begin SUPPLIED ENTRIES

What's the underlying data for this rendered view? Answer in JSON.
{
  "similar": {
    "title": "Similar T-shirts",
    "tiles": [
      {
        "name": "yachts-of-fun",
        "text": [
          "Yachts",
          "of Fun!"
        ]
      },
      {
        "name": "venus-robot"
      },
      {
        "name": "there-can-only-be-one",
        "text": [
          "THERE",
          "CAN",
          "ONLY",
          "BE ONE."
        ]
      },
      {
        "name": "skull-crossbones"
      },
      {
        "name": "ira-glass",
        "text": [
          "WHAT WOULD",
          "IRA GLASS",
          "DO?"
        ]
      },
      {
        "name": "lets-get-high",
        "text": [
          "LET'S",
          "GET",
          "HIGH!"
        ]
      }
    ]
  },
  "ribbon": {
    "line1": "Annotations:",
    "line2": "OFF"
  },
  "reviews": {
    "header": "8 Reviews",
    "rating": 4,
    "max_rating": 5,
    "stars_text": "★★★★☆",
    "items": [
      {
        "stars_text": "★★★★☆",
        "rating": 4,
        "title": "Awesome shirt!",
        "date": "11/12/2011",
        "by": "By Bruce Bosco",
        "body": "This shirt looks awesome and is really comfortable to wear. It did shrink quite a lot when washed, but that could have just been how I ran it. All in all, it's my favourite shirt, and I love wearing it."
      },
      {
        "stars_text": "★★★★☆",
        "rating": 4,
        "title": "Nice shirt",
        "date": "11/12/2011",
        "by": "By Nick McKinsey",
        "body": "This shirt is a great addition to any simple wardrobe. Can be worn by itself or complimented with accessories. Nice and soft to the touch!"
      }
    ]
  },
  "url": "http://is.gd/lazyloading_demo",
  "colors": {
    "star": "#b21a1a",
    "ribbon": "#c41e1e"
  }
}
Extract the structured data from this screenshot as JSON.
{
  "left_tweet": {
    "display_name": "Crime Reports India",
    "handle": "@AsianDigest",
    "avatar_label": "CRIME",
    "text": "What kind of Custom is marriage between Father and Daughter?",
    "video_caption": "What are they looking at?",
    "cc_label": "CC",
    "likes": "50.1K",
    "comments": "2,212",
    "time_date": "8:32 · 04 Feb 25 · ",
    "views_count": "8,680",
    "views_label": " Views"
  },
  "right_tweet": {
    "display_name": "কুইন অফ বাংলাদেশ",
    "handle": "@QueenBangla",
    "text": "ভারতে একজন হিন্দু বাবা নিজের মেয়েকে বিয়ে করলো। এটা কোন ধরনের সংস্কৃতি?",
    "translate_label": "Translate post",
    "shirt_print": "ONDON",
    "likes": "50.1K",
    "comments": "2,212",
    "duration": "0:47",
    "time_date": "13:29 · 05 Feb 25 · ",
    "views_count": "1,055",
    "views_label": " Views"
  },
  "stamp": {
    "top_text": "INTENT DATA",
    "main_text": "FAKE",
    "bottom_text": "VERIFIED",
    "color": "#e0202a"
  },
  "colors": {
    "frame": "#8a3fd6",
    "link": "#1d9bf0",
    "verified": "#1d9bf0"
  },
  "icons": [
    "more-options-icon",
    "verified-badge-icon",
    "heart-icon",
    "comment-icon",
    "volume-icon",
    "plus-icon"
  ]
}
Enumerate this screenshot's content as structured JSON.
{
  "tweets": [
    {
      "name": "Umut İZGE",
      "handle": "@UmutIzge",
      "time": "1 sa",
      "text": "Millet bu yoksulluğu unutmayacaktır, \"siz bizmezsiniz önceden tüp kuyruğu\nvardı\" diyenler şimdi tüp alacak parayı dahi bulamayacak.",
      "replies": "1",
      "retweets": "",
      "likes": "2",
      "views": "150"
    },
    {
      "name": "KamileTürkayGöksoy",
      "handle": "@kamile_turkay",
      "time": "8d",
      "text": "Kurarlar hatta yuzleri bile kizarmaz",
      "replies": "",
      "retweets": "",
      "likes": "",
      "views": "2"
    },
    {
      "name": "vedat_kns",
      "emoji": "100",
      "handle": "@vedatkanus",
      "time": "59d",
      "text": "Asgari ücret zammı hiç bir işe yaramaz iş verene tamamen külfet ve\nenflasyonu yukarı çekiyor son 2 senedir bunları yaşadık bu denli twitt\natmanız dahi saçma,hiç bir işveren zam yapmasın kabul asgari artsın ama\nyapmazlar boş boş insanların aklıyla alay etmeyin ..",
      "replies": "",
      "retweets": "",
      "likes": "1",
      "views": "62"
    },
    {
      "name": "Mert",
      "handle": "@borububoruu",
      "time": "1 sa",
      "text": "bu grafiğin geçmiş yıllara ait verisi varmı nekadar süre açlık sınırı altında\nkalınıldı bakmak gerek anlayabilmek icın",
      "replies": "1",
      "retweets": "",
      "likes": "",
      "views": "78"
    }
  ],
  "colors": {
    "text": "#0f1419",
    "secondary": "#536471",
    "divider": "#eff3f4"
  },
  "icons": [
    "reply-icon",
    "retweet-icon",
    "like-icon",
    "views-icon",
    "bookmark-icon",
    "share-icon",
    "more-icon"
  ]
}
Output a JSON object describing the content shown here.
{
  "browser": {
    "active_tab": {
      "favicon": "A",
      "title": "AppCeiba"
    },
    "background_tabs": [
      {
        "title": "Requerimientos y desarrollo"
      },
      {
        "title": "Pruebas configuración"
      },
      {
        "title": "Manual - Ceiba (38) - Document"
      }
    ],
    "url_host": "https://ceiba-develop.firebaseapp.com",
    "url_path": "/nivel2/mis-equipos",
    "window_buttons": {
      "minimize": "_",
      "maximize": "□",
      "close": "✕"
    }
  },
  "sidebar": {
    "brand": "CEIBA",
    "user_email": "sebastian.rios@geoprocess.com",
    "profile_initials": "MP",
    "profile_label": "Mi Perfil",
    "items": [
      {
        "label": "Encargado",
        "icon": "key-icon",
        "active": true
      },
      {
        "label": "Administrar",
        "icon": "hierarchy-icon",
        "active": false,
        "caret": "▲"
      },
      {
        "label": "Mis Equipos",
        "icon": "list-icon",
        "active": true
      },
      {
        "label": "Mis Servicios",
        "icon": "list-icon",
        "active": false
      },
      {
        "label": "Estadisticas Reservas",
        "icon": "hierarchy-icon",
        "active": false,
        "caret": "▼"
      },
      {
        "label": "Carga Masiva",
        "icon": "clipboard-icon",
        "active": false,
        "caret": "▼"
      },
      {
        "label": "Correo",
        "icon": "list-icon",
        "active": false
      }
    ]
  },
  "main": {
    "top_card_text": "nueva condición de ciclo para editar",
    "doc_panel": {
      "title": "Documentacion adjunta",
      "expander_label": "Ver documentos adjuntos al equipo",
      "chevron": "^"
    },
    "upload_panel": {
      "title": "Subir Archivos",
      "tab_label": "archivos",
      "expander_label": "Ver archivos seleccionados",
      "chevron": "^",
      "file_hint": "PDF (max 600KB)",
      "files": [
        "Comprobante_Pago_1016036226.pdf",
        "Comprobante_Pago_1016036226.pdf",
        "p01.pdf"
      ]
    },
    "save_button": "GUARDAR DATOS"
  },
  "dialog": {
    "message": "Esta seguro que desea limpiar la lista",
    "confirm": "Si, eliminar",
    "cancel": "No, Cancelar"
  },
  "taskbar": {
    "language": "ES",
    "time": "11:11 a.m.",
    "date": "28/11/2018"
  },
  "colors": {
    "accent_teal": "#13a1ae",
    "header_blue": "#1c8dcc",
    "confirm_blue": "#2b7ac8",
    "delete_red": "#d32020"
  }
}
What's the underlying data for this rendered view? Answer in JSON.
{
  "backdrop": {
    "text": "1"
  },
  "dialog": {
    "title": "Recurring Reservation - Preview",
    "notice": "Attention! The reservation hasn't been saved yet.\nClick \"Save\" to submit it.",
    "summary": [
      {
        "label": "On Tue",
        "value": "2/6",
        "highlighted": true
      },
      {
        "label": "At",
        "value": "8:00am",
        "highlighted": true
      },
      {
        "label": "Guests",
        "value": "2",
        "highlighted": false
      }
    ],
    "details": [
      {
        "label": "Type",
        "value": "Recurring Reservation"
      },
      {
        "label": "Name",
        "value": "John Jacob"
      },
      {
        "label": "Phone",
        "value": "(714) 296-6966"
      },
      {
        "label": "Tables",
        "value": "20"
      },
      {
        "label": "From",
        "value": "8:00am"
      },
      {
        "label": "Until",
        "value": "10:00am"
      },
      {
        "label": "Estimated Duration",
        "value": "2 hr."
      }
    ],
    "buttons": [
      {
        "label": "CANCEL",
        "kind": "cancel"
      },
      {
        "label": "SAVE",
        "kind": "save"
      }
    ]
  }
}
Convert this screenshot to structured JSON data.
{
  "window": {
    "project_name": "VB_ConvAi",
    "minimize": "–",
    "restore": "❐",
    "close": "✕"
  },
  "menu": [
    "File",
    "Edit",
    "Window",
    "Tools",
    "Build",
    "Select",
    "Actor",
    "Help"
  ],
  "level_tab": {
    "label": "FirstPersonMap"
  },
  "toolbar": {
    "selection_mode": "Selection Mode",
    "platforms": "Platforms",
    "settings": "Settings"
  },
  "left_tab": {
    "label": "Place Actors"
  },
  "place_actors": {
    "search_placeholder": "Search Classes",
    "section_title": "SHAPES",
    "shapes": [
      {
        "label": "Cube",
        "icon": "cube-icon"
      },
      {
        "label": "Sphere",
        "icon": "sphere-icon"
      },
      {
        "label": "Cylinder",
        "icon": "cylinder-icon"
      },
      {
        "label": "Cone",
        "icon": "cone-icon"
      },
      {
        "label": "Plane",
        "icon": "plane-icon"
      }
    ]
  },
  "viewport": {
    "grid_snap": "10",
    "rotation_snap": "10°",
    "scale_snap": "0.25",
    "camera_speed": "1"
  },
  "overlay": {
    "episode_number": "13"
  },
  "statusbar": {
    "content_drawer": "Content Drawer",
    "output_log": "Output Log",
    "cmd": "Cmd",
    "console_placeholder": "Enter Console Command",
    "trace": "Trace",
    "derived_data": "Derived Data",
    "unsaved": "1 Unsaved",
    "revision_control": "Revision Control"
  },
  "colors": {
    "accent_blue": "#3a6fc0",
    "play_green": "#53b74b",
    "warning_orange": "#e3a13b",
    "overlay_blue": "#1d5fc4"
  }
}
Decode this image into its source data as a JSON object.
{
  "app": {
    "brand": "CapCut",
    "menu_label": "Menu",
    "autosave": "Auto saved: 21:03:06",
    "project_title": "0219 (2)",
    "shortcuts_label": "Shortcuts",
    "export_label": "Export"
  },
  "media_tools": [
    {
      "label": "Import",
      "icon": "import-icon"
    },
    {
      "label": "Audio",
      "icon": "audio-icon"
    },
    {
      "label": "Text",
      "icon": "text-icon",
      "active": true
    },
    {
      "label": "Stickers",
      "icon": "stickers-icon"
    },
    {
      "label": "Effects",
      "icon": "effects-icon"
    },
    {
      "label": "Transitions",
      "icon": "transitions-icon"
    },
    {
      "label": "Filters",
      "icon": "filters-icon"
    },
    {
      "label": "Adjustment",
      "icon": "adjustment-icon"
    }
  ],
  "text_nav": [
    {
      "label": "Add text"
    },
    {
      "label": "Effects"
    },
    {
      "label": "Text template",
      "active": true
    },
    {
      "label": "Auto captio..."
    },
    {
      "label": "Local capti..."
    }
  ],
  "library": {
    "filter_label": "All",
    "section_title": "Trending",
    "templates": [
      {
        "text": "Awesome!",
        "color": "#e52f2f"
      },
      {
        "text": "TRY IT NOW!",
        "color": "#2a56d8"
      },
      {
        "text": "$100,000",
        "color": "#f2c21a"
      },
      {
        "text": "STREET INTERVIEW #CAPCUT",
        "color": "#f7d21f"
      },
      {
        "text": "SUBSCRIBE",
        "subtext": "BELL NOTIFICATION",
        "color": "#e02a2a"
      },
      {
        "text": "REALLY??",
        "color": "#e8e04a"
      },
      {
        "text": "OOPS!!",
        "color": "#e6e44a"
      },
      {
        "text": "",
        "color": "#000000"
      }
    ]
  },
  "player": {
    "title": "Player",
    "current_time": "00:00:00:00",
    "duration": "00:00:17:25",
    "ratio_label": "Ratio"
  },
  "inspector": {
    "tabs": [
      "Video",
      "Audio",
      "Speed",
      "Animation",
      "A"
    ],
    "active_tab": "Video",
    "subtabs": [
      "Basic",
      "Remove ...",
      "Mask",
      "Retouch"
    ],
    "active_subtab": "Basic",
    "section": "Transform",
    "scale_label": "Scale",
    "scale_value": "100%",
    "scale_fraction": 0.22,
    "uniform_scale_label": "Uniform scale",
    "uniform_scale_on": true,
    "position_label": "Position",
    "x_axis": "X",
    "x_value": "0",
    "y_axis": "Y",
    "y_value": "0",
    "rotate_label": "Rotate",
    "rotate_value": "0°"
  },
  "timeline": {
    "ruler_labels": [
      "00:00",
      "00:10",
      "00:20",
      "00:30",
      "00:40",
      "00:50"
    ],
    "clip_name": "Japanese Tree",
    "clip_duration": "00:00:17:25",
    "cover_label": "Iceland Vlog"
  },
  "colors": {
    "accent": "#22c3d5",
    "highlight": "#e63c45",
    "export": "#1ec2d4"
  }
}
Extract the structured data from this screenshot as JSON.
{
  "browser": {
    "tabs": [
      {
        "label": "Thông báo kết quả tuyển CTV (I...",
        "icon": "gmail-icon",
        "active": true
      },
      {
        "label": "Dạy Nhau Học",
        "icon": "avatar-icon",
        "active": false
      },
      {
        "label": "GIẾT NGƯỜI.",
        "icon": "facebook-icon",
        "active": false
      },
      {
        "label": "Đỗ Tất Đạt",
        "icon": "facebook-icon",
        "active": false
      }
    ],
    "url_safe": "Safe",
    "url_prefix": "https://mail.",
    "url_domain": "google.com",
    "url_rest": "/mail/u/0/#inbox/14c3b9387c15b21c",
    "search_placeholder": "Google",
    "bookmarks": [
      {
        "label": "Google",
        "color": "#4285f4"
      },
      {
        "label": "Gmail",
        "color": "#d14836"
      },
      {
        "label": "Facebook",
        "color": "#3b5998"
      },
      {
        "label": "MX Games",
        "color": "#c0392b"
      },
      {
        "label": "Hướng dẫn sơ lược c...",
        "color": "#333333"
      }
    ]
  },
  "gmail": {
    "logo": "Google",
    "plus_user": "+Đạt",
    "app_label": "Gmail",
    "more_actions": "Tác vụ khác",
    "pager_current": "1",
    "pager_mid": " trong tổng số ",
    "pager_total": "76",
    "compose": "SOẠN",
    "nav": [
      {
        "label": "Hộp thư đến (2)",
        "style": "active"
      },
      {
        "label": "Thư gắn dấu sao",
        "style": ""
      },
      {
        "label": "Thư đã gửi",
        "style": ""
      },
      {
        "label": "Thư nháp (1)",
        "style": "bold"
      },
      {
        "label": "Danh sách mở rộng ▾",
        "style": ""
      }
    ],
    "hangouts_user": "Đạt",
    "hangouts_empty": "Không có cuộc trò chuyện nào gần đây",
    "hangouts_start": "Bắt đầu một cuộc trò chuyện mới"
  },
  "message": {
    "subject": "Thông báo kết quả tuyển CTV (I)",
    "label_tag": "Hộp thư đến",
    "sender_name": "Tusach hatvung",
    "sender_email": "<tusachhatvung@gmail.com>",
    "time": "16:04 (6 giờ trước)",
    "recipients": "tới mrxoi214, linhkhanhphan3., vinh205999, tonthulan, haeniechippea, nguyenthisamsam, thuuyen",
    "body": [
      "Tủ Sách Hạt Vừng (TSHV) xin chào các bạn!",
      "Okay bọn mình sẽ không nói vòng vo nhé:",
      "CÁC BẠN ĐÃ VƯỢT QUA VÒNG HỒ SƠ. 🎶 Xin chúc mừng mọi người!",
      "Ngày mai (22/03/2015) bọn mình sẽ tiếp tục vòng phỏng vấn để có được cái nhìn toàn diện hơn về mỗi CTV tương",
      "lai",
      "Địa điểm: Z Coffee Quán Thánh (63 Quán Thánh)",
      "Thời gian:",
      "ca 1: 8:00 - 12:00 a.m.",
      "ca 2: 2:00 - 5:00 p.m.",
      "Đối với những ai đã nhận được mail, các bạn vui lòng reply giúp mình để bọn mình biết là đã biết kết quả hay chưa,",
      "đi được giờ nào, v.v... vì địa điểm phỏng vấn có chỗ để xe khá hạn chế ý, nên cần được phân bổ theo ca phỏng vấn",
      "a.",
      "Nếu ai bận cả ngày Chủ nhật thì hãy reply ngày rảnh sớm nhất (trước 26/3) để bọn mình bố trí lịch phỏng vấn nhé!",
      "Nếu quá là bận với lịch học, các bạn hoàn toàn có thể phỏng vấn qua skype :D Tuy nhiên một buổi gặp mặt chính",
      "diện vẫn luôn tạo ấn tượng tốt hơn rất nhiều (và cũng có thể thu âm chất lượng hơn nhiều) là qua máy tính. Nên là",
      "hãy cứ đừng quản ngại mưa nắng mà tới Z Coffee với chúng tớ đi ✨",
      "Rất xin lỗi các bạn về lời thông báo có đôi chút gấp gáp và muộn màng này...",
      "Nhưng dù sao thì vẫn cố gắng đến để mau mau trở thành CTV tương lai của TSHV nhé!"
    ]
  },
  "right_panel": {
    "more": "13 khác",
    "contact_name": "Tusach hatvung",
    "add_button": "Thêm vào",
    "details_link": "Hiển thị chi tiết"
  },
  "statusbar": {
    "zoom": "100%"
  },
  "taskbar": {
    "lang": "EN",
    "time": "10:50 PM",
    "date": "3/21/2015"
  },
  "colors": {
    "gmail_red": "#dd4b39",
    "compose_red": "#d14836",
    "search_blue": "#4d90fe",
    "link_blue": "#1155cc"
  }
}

end SUPPLIED ENTRIES

*REQUIREMENTS:*
From the data above, pick out each line containing "điểm" and copy it.

*RESULT OF THIS EXERCISE:*
      "Địa điểm: Z Coffee Quán Thánh (63 Quán Thánh)",
      "đi được giờ nào, v.v... vì địa điểm phỏng vấn có chỗ để xe khá hạn chế ý, nên cần được phân bổ theo ca phỏng vấn",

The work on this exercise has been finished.